(Collection entries)
--- --- ---

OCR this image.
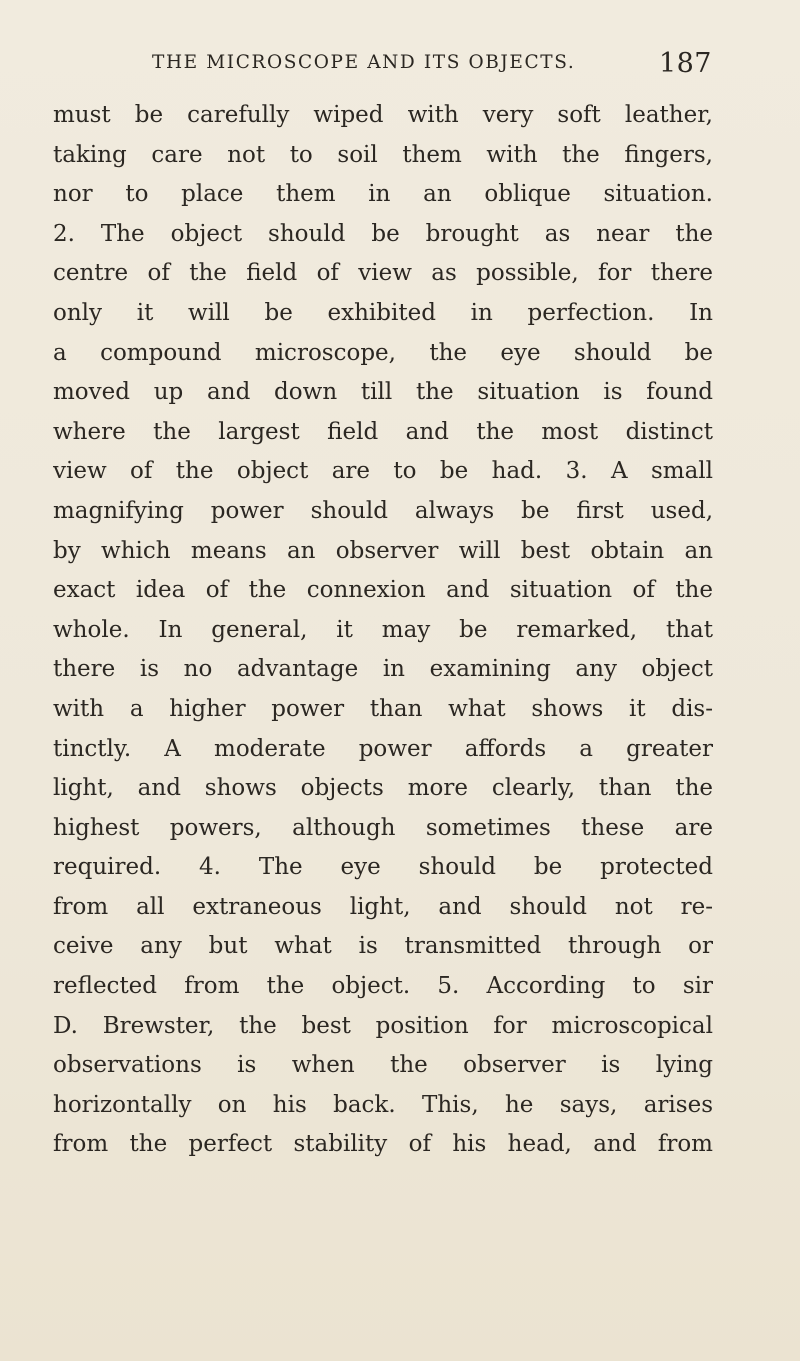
THE MICROSCOPE AND ITS OBJECTS.	187
must be carefully wiped with very soft leather,
taking care not to soil them with the fingers,
nor to place them in an oblique situation.
2. The object should be brought as near the
centre of the field of view as possible, for there
only it will be exhibited in perfection. In
a compound microscope, the eye should be
moved up and down till the situation is found
where the largest field and the most distinct
view of the object are to be had. 3. A small
magnifying power should always be first used,
by which means an observer will best obtain an
exact idea of the connexion and situation of the
whole. In general, it may be remarked, that
there is no advantage in examining any object
with a higher power than what shows it dis-
tinctly. A moderate power affords a greater
light, and shows objects more clearly, than the
highest powers, although sometimes these are
required. 4. The eye should be protected
from all extraneous light, and should not re-
ceive any but what is transmitted through or
reflected from the object. 5. According to sir
D. Brewster, the best position for microscopical
observations is when the observer is lying
horizontally on his back. This, he says, arises
from the perfect stability of his head, and from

--- --- ---

**AIM**:
Your copy should match the records word for word, with the pictures removed.

**FINISHED TASK**:
OCR this image.
THE MICROSCOPE AND ITS OBJECTS.	187
must be carefully wiped with very soft leather,
taking care not to soil them with the fingers,
nor to place them in an oblique situation.
2. The object should be brought as near the
centre of the field of view as possible, for there
only it will be exhibited in perfection. In
a compound microscope, the eye should be
moved up and down till the situation is found
where the largest field and the most distinct
view of the object are to be had. 3. A small
magnifying power should always be first used,
by which means an observer will best obtain an
exact idea of the connexion and situation of the
whole. In general, it may be remarked, that
there is no advantage in examining any object
with a higher power than what shows it dis-
tinctly. A moderate power affords a greater
light, and shows objects more clearly, than the
highest powers, although sometimes these are
required. 4. The eye should be protected
from all extraneous light, and should not re-
ceive any but what is transmitted through or
reflected from the object. 5. According to sir
D. Brewster, the best position for microscopical
observations is when the observer is lying
horizontally on his back. This, he says, arises
from the perfect stability of his head, and from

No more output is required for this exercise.